Work to complete: Only the lines holding the string "frac" are needed. Copy each one.

======== Supplied records

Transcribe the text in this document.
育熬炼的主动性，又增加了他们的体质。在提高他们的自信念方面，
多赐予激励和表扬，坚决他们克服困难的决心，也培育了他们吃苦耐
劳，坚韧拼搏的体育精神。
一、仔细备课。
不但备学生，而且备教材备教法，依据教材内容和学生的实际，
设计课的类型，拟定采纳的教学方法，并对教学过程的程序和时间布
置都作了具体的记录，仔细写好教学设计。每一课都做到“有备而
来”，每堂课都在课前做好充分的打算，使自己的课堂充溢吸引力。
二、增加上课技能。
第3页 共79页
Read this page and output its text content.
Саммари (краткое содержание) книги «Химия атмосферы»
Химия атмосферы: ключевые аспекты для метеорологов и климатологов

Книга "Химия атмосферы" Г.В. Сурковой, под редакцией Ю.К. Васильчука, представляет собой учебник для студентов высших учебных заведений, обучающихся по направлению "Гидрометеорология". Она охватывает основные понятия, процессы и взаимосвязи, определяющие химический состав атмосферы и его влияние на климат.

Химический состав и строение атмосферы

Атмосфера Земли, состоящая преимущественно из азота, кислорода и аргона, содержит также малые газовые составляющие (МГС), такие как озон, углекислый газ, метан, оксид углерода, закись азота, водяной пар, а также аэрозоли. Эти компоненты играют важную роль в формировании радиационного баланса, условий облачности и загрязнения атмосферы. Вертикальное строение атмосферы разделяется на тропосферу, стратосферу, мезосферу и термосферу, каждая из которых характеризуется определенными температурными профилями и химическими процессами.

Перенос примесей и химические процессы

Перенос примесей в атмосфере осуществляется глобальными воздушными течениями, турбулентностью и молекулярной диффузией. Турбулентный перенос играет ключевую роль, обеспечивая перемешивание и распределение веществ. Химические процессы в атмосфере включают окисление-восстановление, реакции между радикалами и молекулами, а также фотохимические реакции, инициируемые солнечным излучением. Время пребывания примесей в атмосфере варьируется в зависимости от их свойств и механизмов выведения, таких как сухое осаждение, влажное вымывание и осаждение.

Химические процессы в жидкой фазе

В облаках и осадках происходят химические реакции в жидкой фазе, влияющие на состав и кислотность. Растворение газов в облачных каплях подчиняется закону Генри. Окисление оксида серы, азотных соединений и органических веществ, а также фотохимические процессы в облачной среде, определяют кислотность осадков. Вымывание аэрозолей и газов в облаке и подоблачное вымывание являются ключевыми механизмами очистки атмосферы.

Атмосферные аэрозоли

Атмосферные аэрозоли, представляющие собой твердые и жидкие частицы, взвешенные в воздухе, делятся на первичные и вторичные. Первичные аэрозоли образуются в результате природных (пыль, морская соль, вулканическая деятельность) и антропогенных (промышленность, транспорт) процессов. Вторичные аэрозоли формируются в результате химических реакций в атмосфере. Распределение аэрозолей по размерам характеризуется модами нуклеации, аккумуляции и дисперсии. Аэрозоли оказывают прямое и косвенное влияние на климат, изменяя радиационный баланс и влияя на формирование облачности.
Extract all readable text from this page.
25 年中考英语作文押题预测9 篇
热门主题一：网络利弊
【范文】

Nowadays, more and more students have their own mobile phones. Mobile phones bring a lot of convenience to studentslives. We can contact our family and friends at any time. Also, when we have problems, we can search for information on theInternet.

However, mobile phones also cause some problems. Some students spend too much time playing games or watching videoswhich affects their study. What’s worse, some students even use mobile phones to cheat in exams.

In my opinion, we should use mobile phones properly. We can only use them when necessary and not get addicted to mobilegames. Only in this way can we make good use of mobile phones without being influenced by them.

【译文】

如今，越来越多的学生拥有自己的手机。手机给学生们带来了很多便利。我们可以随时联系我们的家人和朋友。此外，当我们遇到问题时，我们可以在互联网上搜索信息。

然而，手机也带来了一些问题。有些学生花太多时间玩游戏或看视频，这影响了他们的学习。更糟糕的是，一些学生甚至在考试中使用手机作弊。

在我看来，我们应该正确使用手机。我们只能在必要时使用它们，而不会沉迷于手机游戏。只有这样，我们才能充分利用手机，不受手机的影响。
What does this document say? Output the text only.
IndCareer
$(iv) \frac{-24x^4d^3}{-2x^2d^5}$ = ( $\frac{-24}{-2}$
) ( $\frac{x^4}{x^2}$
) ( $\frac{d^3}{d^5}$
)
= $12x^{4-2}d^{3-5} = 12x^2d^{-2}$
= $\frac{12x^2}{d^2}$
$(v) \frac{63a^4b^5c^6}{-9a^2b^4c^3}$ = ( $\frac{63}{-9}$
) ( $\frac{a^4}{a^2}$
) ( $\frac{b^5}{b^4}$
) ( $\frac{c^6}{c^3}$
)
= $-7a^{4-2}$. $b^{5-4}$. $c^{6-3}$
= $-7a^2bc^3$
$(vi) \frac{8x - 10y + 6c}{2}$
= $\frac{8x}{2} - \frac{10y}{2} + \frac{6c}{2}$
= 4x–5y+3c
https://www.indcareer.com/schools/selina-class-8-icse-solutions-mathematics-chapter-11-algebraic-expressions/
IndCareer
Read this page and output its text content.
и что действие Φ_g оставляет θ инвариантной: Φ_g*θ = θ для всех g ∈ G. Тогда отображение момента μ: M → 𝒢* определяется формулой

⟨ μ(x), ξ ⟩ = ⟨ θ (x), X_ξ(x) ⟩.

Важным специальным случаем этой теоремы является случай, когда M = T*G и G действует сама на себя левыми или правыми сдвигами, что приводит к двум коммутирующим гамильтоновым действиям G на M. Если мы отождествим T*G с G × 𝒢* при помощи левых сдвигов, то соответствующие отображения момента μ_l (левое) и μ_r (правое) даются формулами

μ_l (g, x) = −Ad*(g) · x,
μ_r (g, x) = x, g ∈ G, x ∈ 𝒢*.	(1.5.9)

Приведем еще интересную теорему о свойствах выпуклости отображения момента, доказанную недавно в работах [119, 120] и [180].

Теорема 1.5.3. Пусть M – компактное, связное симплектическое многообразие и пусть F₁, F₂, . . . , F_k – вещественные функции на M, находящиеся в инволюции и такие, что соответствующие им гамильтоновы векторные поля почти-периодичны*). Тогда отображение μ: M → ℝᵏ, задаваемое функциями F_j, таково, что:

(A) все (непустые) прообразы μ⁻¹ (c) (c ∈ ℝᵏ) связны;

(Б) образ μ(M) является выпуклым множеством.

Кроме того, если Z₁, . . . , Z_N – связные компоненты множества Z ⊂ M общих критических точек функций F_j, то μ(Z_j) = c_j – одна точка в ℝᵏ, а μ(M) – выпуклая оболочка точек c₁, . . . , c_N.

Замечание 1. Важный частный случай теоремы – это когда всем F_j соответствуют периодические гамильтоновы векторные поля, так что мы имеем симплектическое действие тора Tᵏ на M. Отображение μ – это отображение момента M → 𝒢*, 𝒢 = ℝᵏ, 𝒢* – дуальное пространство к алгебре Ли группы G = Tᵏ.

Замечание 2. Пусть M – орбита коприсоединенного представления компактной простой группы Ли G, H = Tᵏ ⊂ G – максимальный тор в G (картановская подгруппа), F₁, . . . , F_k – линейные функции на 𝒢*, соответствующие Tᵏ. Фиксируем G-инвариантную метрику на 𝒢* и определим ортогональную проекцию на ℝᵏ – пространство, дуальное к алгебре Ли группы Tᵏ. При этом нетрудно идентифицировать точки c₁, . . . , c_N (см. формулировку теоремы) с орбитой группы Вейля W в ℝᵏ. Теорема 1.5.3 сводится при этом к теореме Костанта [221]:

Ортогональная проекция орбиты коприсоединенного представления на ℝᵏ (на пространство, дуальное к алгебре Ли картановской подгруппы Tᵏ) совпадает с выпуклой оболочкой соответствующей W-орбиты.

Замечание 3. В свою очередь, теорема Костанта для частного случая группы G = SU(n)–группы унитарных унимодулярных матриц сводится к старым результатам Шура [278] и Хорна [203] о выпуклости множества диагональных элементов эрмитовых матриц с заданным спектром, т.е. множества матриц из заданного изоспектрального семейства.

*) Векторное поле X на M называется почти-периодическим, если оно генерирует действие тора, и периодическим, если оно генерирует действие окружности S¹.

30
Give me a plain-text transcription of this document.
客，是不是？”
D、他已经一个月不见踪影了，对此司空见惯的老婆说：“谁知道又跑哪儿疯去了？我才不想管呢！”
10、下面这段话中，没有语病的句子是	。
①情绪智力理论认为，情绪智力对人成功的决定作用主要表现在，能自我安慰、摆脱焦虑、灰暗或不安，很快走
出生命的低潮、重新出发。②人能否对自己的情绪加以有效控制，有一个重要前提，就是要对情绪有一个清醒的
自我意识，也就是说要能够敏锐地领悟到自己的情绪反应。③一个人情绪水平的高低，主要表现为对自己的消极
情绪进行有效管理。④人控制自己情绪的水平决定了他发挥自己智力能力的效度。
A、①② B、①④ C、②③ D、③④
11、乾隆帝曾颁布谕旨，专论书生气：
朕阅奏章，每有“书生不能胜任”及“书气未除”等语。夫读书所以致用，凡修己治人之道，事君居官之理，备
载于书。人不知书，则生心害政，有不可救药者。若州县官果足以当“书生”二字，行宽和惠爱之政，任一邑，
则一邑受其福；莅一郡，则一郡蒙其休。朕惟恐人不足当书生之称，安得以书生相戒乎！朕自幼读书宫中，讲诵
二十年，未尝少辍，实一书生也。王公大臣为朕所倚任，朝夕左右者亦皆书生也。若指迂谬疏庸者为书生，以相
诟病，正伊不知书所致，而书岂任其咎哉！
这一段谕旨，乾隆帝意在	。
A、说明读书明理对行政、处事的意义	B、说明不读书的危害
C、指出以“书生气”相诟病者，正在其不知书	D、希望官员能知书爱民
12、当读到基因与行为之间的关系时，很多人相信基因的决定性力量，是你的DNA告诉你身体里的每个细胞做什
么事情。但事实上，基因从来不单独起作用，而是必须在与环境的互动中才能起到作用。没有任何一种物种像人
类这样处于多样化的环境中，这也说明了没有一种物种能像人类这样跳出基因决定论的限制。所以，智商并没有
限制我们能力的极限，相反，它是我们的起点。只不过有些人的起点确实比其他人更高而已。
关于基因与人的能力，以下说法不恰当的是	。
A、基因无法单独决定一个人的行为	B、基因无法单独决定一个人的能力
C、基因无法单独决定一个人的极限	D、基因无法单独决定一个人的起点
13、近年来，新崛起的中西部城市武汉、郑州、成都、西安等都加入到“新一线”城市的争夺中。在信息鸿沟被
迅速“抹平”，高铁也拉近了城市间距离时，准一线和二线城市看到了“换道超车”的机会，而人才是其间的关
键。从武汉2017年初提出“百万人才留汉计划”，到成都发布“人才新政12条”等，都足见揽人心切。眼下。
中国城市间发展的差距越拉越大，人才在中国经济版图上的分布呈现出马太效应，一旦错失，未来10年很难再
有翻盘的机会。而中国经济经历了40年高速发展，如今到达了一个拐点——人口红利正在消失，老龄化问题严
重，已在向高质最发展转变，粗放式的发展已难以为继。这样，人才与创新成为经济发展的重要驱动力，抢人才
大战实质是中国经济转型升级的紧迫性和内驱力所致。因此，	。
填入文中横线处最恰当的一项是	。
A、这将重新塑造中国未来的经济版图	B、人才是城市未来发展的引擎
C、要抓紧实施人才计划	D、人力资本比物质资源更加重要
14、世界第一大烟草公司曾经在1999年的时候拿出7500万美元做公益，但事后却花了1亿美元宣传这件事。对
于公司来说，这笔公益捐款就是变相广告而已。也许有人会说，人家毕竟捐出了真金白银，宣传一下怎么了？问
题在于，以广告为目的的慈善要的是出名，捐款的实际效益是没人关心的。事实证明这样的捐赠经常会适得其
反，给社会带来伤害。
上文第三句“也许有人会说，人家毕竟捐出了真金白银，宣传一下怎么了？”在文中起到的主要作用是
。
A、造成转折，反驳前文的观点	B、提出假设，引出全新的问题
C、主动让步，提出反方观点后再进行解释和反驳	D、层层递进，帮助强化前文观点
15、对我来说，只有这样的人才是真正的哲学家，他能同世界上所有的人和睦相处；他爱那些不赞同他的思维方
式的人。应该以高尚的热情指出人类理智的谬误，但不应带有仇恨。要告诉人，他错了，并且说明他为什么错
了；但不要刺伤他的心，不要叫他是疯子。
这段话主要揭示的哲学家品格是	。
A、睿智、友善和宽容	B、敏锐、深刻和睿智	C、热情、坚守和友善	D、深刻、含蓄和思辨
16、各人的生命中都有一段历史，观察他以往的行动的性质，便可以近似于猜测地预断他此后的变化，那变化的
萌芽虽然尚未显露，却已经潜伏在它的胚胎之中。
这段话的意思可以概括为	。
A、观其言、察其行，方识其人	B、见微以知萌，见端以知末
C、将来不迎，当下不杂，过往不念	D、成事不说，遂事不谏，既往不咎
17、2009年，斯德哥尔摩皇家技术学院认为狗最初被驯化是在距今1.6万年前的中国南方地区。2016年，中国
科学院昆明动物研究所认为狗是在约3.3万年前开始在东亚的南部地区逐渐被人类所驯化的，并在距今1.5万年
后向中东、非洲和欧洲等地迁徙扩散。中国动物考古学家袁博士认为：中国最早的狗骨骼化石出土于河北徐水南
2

================

Answer to this exercise:
$(iv) \frac{-24x^4d^3}{-2x^2d^5}$ = ( $\frac{-24}{-2}$
) ( $\frac{x^4}{x^2}$
) ( $\frac{d^3}{d^5}$
= $\frac{12x^2}{d^2}$
$(v) \frac{63a^4b^5c^6}{-9a^2b^4c^3}$ = ( $\frac{63}{-9}$
) ( $\frac{a^4}{a^2}$
) ( $\frac{b^5}{b^4}$
) ( $\frac{c^6}{c^3}$
$(vi) \frac{8x - 10y + 6c}{2}$
= $\frac{8x}{2} - \frac{10y}{2} + \frac{6c}{2}$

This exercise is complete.